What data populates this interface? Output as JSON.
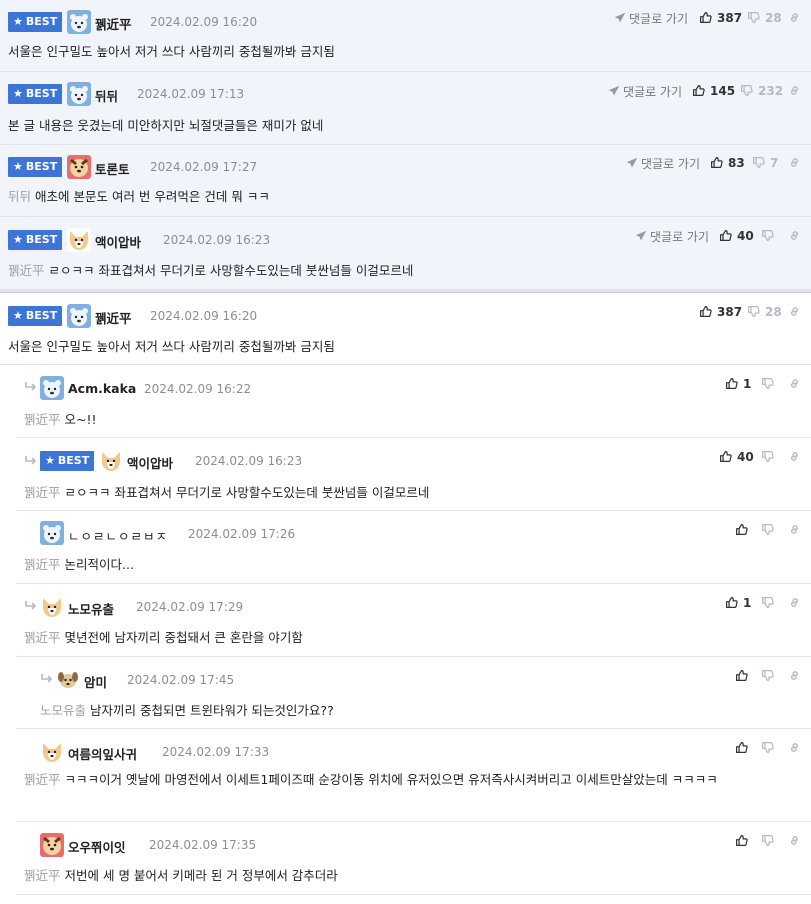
{
  "best_label": "BEST",
  "goto_label": "댓글로 가기",
  "best_comments": [
    {
      "nick": "꿹近平",
      "date": "2024.02.09 16:20",
      "up": "387",
      "down": "28",
      "mention": "",
      "text": "서울은 인구밀도 높아서 저거 쓰다 사람끼리 중첩될까봐 금지됨",
      "avatar": "bear"
    },
    {
      "nick": "뒤뒤",
      "date": "2024.02.09 17:13",
      "up": "145",
      "down": "232",
      "mention": "",
      "text": "본 글 내용은 웃겼는데 미안하지만 뇌절댓글들은 재미가 없네",
      "avatar": "bear"
    },
    {
      "nick": "토론토",
      "date": "2024.02.09 17:27",
      "up": "83",
      "down": "7",
      "mention": "뒤뒤",
      "text": "애초에 본문도 여러 번 우려먹은 건데 뭐 ㅋㅋ",
      "avatar": "dog-red"
    },
    {
      "nick": "액이압바",
      "date": "2024.02.09 16:23",
      "up": "40",
      "down": "",
      "mention": "꿹近平",
      "text": "ㄹㅇㅋㅋ 좌표겹쳐서 무더기로 사망할수도있는데 붓싼넘들 이걸모르네",
      "avatar": "dog"
    }
  ],
  "comments": [
    {
      "nick": "꿹近平",
      "date": "2024.02.09 16:20",
      "up": "387",
      "down": "28",
      "mention": "",
      "text": "서울은 인구밀도 높아서 저거 쓰다 사람끼리 중첩될까봐 금지됨",
      "avatar": "bear"
    },
    {
      "nick": "Acm.kaka",
      "date": "2024.02.09 16:22",
      "up": "1",
      "down": "",
      "mention": "꿹近平",
      "text": "오~!!",
      "avatar": "bear"
    },
    {
      "nick": "액이압바",
      "date": "2024.02.09 16:23",
      "up": "40",
      "down": "",
      "mention": "꿹近平",
      "text": "ㄹㅇㅋㅋ 좌표겹쳐서 무더기로 사망할수도있는데 붓싼넘들 이걸모르네",
      "avatar": "dog"
    },
    {
      "nick": "ㄴㅇㄹㄴㅇㄹㅂㅈ",
      "date": "2024.02.09 17:26",
      "up": "",
      "down": "",
      "mention": "꿹近平",
      "text": "논리적이다...",
      "avatar": "bear"
    },
    {
      "nick": "노모유출",
      "date": "2024.02.09 17:29",
      "up": "1",
      "down": "",
      "mention": "꿹近平",
      "text": "몇년전에 남자끼리 중첩돼서 큰 혼란을 야기함",
      "avatar": "dog"
    },
    {
      "nick": "암미",
      "date": "2024.02.09 17:45",
      "up": "",
      "down": "",
      "mention": "노모유출",
      "text": "남자끼리 중첩되면 트윈타워가 되는것인가요??",
      "avatar": "puppy"
    },
    {
      "nick": "여름의잎사귀",
      "date": "2024.02.09 17:33",
      "up": "",
      "down": "",
      "mention": "꿹近平",
      "text": "ㅋㅋㅋ이거 옛날에 마영전에서 이세트1페이즈때 순강이동 위치에 유저있으면 유저즉사시켜버리고 이세트만살았는데 ㅋㅋㅋㅋ",
      "avatar": "dog"
    },
    {
      "nick": "오우쮜이잇",
      "date": "2024.02.09 17:35",
      "up": "",
      "down": "",
      "mention": "꿹近平",
      "text": "저번에 세 명 붙어서 키메라 된 거 정부에서 감추더라",
      "avatar": "dog-red"
    }
  ],
  "colors": {
    "accent": "#3d75d6",
    "best_bg": "#f1f4fa",
    "muted": "#8a8f96"
  }
}
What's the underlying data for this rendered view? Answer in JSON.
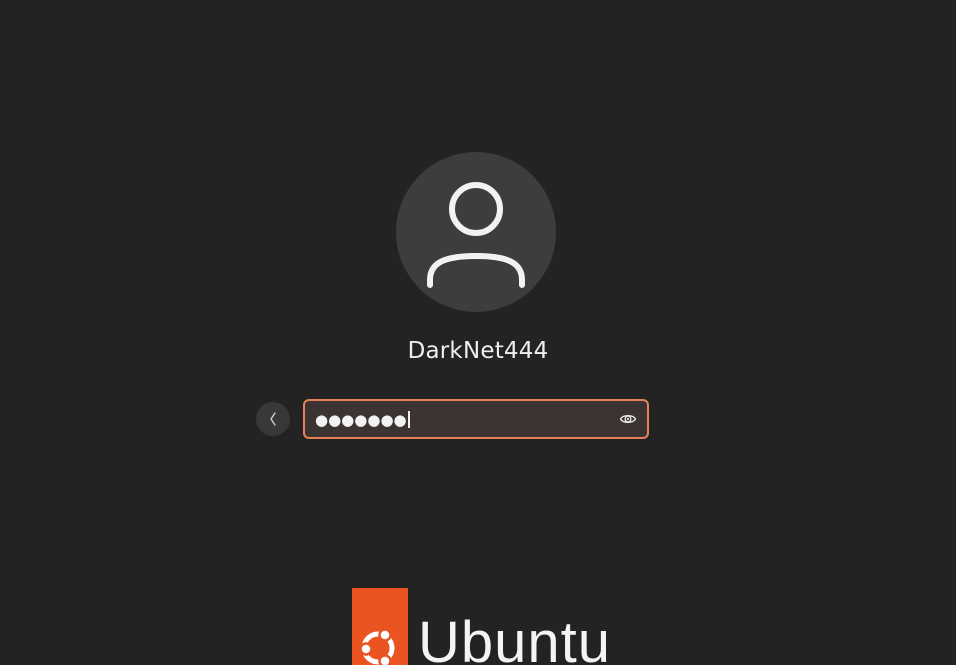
{
  "login": {
    "username": "DarkNet444",
    "password_masked": "●●●●●●●",
    "avatar_icon": "user-icon",
    "back_icon": "chevron-left-icon",
    "reveal_icon": "eye-icon"
  },
  "branding": {
    "logo_text": "Ubuntu",
    "logo_icon": "ubuntu-circle-of-friends-icon"
  },
  "colors": {
    "background": "#232323",
    "accent": "#e95420",
    "focus_border": "#e8805a",
    "avatar_bg": "#3d3d3d"
  }
}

-*-*-

List the lines of the material in which the word "JSON" occurs.

## Solution for this task
What data populates this interface? Output as JSON.
What's the underlying data for this rendered view? Answer in JSON.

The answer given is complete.